* **Exercise description**:
Type out the records that follow, exactly as given.

* **Dataset records**:
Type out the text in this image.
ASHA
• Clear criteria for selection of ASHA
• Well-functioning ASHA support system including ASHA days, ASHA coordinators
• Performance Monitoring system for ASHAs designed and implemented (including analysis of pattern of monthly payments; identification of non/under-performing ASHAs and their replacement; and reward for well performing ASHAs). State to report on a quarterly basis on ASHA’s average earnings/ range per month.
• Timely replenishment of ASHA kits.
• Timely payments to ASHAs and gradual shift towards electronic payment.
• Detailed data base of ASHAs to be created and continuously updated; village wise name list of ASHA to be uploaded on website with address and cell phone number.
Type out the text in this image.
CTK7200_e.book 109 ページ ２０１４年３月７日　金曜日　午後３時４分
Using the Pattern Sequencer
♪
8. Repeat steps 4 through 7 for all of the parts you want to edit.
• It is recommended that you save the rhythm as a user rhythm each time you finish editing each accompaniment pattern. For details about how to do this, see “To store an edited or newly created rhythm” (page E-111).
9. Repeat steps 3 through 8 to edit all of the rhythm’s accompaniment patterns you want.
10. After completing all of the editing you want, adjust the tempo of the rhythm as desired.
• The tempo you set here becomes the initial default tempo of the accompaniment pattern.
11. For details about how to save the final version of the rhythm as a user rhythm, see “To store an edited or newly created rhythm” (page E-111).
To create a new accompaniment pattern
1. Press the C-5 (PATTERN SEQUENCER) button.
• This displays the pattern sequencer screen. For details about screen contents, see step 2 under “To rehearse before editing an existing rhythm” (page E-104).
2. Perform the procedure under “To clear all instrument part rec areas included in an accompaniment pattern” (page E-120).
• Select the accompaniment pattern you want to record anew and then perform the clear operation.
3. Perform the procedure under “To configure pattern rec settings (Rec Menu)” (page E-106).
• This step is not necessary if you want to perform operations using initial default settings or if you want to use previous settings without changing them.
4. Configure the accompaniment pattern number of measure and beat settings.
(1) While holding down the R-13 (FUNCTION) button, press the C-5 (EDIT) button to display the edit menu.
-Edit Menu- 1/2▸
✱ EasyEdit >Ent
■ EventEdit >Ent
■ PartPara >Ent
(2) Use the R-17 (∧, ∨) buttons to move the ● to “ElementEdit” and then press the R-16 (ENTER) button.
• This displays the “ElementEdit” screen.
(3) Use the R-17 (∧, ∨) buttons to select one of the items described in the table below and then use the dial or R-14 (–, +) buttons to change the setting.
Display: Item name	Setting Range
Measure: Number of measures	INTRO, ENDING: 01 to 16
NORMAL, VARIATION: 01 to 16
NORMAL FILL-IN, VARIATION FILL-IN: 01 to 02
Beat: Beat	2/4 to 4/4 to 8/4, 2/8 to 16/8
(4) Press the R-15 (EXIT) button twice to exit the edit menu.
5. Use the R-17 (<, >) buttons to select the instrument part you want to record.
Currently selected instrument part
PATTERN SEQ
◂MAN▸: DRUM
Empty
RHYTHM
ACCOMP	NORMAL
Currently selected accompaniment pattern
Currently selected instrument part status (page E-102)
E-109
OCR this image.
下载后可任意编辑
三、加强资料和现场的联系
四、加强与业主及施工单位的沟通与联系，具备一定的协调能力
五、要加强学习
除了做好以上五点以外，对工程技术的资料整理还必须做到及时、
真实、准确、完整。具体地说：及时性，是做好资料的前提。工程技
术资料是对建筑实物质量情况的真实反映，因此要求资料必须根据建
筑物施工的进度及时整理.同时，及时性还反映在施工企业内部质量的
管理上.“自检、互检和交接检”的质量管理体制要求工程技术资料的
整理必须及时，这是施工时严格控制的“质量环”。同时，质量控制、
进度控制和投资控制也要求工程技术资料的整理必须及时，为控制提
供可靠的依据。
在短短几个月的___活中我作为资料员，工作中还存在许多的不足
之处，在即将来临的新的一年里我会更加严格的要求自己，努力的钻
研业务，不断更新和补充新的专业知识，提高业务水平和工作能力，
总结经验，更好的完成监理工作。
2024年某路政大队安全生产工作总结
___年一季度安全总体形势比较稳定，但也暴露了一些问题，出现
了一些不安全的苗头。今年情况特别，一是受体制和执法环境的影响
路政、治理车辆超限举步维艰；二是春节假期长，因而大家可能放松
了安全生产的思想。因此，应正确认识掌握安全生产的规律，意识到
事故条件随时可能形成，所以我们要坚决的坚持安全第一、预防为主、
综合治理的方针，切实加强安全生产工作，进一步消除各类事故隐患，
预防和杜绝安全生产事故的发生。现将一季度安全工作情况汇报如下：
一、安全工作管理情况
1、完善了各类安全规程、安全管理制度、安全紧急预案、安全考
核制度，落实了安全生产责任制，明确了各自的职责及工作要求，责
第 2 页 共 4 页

* **Finished answer**:
Type out the text in this image.
ASHA
• Clear criteria for selection of ASHA
• Well-functioning ASHA support system including ASHA days, ASHA coordinators
• Performance Monitoring system for ASHAs designed and implemented (including analysis of pattern of monthly payments; identification of non/under-performing ASHAs and their replacement; and reward for well performing ASHAs). State to report on a quarterly basis on ASHA’s average earnings/ range per month.
• Timely replenishment of ASHA kits.
• Timely payments to ASHAs and gradual shift towards electronic payment.
• Detailed data base of ASHAs to be created and continuously updated; village wise name list of ASHA to be uploaded on website with address and cell phone number.
Type out the text in this image.
CTK7200_e.book 109 ページ ２０１４年３月７日　金曜日　午後３時４分
Using the Pattern Sequencer
♪
8. Repeat steps 4 through 7 for all of the parts you want to edit.
• It is recommended that you save the rhythm as a user rhythm each time you finish editing each accompaniment pattern. For details about how to do this, see “To store an edited or newly created rhythm” (page E-111).
9. Repeat steps 3 through 8 to edit all of the rhythm’s accompaniment patterns you want.
10. After completing all of the editing you want, adjust the tempo of the rhythm as desired.
• The tempo you set here becomes the initial default tempo of the accompaniment pattern.
11. For details about how to save the final version of the rhythm as a user rhythm, see “To store an edited or newly created rhythm” (page E-111).
To create a new accompaniment pattern
1. Press the C-5 (PATTERN SEQUENCER) button.
• This displays the pattern sequencer screen. For details about screen contents, see step 2 under “To rehearse before editing an existing rhythm” (page E-104).
2. Perform the procedure under “To clear all instrument part rec areas included in an accompaniment pattern” (page E-120).
• Select the accompaniment pattern you want to record anew and then perform the clear operation.
3. Perform the procedure under “To configure pattern rec settings (Rec Menu)” (page E-106).
• This step is not necessary if you want to perform operations using initial default settings or if you want to use previous settings without changing them.
4. Configure the accompaniment pattern number of measure and beat settings.
(1) While holding down the R-13 (FUNCTION) button, press the C-5 (EDIT) button to display the edit menu.
-Edit Menu- 1/2▸
✱ EasyEdit >Ent
■ EventEdit >Ent
■ PartPara >Ent
(2) Use the R-17 (∧, ∨) buttons to move the ● to “ElementEdit” and then press the R-16 (ENTER) button.
• This displays the “ElementEdit” screen.
(3) Use the R-17 (∧, ∨) buttons to select one of the items described in the table below and then use the dial or R-14 (–, +) buttons to change the setting.
Display: Item name	Setting Range
Measure: Number of measures	INTRO, ENDING: 01 to 16
NORMAL, VARIATION: 01 to 16
NORMAL FILL-IN, VARIATION FILL-IN: 01 to 02
Beat: Beat	2/4 to 4/4 to 8/4, 2/8 to 16/8
(4) Press the R-15 (EXIT) button twice to exit the edit menu.
5. Use the R-17 (<, >) buttons to select the instrument part you want to record.
Currently selected instrument part
PATTERN SEQ
◂MAN▸: DRUM
Empty
RHYTHM
ACCOMP	NORMAL
Currently selected accompaniment pattern
Currently selected instrument part status (page E-102)
E-109
OCR this image.
下载后可任意编辑
三、加强资料和现场的联系
四、加强与业主及施工单位的沟通与联系，具备一定的协调能力
五、要加强学习
除了做好以上五点以外，对工程技术的资料整理还必须做到及时、
真实、准确、完整。具体地说：及时性，是做好资料的前提。工程技
术资料是对建筑实物质量情况的真实反映，因此要求资料必须根据建
筑物施工的进度及时整理.同时，及时性还反映在施工企业内部质量的
管理上.“自检、互检和交接检”的质量管理体制要求工程技术资料的
整理必须及时，这是施工时严格控制的“质量环”。同时，质量控制、
进度控制和投资控制也要求工程技术资料的整理必须及时，为控制提
供可靠的依据。
在短短几个月的___活中我作为资料员，工作中还存在许多的不足
之处，在即将来临的新的一年里我会更加严格的要求自己，努力的钻
研业务，不断更新和补充新的专业知识，提高业务水平和工作能力，
总结经验，更好的完成监理工作。
2024年某路政大队安全生产工作总结
___年一季度安全总体形势比较稳定，但也暴露了一些问题，出现
了一些不安全的苗头。今年情况特别，一是受体制和执法环境的影响
路政、治理车辆超限举步维艰；二是春节假期长，因而大家可能放松
了安全生产的思想。因此，应正确认识掌握安全生产的规律，意识到
事故条件随时可能形成，所以我们要坚决的坚持安全第一、预防为主、
综合治理的方针，切实加强安全生产工作，进一步消除各类事故隐患，
预防和杜绝安全生产事故的发生。现将一季度安全工作情况汇报如下：
一、安全工作管理情况
1、完善了各类安全规程、安全管理制度、安全紧急预案、安全考
核制度，落实了安全生产责任制，明确了各自的职责及工作要求，责
第 2 页 共 4 页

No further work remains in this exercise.